Identify the lines that contain the word "Quadrature" and copy each one.

━━━━━ Material for this exercise ━━━━━

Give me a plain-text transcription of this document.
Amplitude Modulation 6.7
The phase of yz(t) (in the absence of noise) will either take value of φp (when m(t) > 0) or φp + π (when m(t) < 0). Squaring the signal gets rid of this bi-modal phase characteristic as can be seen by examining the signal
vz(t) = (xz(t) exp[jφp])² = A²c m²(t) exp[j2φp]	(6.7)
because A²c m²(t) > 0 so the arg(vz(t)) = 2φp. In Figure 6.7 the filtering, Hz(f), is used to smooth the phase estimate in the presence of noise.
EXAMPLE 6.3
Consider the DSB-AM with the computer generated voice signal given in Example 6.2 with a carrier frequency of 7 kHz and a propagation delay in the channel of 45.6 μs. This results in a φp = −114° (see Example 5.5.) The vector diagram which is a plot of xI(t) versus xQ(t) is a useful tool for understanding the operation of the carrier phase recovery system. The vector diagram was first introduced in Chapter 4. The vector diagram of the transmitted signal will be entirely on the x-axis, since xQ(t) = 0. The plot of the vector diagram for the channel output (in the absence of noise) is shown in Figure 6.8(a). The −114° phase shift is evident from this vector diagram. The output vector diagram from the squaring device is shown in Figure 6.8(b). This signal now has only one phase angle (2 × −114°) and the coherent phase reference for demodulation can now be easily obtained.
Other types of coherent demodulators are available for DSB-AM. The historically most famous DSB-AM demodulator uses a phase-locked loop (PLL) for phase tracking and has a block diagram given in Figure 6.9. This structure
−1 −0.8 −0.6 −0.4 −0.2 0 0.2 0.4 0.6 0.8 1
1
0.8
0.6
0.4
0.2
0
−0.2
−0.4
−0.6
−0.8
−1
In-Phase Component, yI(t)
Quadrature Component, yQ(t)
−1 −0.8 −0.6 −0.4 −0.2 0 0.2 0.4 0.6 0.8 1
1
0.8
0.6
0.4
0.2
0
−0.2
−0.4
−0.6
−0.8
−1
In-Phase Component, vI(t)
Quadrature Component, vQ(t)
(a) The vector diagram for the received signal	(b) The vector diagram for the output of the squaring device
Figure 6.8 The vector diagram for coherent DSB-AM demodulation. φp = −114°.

━━━━━

> [Answer below]:
Quadrature Component, yQ(t)
Quadrature Component, vQ(t)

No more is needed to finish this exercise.